• **Stated task**
Pick out each line containing the string "here" and copy it.

[Extracted data entries]
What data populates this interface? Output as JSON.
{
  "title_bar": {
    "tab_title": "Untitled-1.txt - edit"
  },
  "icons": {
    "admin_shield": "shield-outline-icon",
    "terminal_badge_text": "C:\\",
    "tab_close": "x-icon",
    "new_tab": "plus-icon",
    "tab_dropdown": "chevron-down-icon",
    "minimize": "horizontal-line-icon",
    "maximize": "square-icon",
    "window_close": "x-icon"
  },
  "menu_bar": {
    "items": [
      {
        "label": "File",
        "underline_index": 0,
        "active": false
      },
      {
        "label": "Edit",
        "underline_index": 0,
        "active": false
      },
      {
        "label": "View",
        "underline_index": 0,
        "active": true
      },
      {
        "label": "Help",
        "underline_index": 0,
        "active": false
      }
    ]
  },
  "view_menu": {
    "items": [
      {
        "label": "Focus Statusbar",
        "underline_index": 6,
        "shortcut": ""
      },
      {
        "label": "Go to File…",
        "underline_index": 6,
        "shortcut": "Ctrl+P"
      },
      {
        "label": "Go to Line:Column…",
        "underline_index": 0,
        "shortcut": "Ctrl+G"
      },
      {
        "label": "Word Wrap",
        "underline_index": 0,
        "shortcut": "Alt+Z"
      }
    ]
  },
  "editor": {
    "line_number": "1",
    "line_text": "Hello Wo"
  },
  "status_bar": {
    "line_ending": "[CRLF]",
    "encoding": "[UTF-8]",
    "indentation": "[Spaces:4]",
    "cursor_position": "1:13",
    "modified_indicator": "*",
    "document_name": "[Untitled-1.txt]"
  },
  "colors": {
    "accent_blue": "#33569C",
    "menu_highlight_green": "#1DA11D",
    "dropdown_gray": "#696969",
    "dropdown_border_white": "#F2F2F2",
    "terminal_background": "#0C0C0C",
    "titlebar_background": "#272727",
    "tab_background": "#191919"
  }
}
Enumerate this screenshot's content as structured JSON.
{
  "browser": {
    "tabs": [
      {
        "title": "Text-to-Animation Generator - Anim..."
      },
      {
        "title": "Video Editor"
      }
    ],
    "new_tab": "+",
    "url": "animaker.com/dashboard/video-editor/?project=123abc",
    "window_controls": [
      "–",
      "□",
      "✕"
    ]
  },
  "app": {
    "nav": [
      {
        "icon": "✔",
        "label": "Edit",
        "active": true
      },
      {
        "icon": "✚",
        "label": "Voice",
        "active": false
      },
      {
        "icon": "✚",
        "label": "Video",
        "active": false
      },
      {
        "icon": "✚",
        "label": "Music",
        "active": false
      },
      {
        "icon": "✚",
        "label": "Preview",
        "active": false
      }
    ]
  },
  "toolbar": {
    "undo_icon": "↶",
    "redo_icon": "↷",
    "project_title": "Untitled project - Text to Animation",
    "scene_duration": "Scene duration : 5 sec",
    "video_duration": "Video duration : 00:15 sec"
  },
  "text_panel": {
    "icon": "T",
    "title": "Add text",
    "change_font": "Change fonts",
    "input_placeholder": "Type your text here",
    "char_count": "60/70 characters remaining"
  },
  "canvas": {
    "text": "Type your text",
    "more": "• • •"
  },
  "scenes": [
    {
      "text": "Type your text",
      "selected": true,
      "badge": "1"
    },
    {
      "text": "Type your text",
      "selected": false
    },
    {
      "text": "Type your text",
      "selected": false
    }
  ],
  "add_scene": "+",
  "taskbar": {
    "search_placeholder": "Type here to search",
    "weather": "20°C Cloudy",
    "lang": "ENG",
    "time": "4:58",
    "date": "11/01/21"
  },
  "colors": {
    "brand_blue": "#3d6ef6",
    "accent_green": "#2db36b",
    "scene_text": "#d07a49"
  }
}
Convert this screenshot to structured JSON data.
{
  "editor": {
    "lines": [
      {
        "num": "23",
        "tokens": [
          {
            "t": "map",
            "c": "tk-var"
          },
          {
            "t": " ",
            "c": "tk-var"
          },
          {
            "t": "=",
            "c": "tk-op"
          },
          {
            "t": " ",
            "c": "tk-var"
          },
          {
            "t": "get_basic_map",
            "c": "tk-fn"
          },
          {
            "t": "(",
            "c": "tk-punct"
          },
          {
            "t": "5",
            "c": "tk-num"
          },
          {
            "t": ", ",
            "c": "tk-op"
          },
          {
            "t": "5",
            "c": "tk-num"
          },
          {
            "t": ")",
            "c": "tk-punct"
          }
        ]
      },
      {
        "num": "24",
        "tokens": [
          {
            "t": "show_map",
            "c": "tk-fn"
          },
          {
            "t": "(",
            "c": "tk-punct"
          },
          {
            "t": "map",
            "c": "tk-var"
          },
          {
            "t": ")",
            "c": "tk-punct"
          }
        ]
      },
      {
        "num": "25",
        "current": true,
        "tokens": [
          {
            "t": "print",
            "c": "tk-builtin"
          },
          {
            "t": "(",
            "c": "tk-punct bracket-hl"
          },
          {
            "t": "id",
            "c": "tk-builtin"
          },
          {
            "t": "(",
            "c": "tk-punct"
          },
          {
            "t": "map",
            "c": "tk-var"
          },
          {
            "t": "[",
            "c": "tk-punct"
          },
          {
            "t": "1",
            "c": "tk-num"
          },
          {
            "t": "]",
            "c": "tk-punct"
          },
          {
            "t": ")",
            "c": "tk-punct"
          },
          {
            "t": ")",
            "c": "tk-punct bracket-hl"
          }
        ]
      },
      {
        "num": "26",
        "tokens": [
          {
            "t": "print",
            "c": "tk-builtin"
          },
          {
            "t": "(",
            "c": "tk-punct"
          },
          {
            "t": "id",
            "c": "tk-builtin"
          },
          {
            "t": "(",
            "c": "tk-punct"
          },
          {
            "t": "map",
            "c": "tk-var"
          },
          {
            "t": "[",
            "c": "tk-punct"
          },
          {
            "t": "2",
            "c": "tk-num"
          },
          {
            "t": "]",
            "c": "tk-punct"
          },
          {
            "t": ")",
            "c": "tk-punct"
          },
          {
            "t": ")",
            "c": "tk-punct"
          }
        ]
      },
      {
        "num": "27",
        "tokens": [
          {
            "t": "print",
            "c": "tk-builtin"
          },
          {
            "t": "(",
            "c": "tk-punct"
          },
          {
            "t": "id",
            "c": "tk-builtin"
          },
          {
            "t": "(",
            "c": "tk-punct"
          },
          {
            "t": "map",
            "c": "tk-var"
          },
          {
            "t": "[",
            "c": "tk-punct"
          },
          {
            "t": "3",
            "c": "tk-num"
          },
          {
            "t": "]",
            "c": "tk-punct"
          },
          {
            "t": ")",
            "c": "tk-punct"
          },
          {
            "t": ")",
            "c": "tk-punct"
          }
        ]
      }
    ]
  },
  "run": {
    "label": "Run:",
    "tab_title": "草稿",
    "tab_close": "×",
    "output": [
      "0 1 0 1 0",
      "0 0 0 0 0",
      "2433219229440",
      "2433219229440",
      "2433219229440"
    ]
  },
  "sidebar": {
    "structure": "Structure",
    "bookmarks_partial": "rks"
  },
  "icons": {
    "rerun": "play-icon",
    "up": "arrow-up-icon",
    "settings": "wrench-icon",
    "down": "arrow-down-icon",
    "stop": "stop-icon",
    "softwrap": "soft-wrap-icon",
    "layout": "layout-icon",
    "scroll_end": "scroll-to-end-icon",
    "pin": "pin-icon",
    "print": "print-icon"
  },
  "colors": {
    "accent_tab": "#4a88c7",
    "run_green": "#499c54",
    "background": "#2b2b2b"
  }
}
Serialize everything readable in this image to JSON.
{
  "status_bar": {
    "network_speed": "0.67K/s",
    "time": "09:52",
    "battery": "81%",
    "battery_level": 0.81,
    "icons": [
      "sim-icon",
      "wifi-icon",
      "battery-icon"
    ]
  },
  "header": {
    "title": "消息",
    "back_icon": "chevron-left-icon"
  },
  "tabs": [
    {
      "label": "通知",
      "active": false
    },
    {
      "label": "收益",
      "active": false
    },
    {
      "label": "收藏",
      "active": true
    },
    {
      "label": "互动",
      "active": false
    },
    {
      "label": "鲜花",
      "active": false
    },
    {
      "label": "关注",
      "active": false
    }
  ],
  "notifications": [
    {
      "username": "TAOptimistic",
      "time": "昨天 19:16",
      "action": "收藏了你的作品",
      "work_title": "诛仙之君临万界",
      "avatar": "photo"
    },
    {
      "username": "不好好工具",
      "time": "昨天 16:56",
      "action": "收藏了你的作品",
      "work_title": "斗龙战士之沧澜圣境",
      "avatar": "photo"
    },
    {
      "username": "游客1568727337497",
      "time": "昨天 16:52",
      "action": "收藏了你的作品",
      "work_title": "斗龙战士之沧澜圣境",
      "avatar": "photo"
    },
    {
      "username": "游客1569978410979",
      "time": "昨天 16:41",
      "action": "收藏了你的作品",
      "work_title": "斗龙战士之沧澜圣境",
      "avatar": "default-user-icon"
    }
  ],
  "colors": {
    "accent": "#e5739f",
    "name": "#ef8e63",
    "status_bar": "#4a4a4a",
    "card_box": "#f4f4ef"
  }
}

• **The result**
    "input_placeholder": "Type your text here",
    "search_placeholder": "Type here to search",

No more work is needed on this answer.